Report each line of the listing below that contains the string "BDMAEMA". Case matters.

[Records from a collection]
┄┄┄┄┄┄┄┄┄┄
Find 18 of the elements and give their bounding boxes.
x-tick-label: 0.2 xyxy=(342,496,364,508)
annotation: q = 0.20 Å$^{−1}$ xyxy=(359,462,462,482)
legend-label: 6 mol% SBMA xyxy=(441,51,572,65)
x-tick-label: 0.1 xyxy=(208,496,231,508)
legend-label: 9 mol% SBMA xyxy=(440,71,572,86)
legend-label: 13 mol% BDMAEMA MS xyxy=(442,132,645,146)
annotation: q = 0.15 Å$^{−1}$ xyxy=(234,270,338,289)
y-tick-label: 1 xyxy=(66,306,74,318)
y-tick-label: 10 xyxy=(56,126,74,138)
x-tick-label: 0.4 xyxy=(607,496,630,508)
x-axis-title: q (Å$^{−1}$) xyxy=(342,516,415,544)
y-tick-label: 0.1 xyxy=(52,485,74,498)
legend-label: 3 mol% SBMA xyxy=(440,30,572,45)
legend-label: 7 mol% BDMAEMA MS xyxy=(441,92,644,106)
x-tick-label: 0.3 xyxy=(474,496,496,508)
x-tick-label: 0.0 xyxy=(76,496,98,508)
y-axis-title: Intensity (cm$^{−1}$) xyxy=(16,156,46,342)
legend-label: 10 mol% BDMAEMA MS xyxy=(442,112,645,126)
┄┄┄┄┄┄┄┄┄┄
» **Answer for this exercise**
legend-label: 13 mol% BDMAEMA MS xyxy=(442,132,645,146)
legend-label: 7 mol% BDMAEMA MS xyxy=(441,92,644,106)
legend-label: 10 mol% BDMAEMA MS xyxy=(442,112,645,126)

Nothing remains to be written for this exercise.